--- Start RECORD EXCERPTS ---

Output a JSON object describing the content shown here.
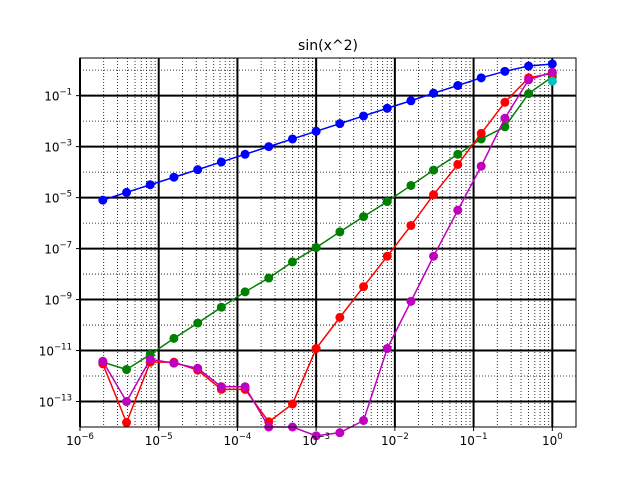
{
  "chart_data": {
    "type": "line",
    "title": "sin(x^2)",
    "xlabel": "",
    "ylabel": "",
    "x_scale": "log",
    "y_scale": "log",
    "xlim": [
      1e-06,
      2
    ],
    "ylim": [
      1e-14,
      3
    ],
    "grid": {
      "major": "solid black thick",
      "minor": "dotted black"
    },
    "x_ticks": [
      "10^-6",
      "10^-5",
      "10^-4",
      "10^-3",
      "10^-2",
      "10^-1",
      "10^0"
    ],
    "y_ticks": [
      "10^-13",
      "10^-11",
      "10^-9",
      "10^-7",
      "10^-5",
      "10^-3",
      "10^-1"
    ],
    "x": [
      1.95e-06,
      3.9e-06,
      7.8e-06,
      1.56e-05,
      3.13e-05,
      6.25e-05,
      0.000125,
      0.00025,
      0.0005,
      0.001,
      0.002,
      0.004,
      0.008,
      0.016,
      0.031,
      0.063,
      0.125,
      0.25,
      0.5,
      1.0
    ],
    "series": [
      {
        "color": "#0000ff",
        "values": [
          8e-06,
          1.6e-05,
          3.2e-05,
          6.3e-05,
          0.000125,
          0.00025,
          0.0005,
          0.001,
          0.002,
          0.004,
          0.008,
          0.016,
          0.032,
          0.063,
          0.125,
          0.25,
          0.5,
          0.9,
          1.45,
          1.75
        ]
      },
      {
        "color": "#008000",
        "values": [
          3.5e-12,
          1.8e-12,
          7e-12,
          3e-11,
          1.2e-10,
          5e-10,
          2e-09,
          7e-09,
          3e-08,
          1.1e-07,
          4.5e-07,
          1.8e-06,
          7e-06,
          3e-05,
          0.00012,
          0.0005,
          0.002,
          0.006,
          0.12,
          0.55
        ]
      },
      {
        "color": "#ff0000",
        "values": [
          3e-12,
          1.5e-14,
          3.5e-12,
          3.5e-12,
          1.7e-12,
          3e-13,
          3e-13,
          1.6e-14,
          8e-14,
          1.2e-11,
          2e-10,
          3.2e-09,
          5e-08,
          8e-07,
          1.3e-05,
          0.0002,
          0.0033,
          0.055,
          0.5,
          0.75
        ]
      },
      {
        "color": "#bf00bf",
        "values": [
          3.8e-12,
          1e-13,
          4.5e-12,
          3.2e-12,
          2e-12,
          3.8e-13,
          3.8e-13,
          1e-14,
          1e-14,
          4.5e-15,
          6e-15,
          1.8e-14,
          1.2e-11,
          8.5e-10,
          5e-08,
          3.2e-06,
          0.00017,
          0.013,
          0.42,
          0.83
        ]
      },
      {
        "color": "#00bfbf",
        "values": [
          null,
          null,
          null,
          null,
          null,
          null,
          null,
          null,
          null,
          null,
          null,
          null,
          null,
          null,
          null,
          null,
          null,
          null,
          null,
          0.37
        ]
      }
    ]
  }
}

--- End RECORD EXCERPTS ---

→ **REQUIRED TASK**:
Using the listing above, show each line holding the string "black".

→ **TASK ANSWER**:
      "major": "solid black thick",
      "minor": "dotted black"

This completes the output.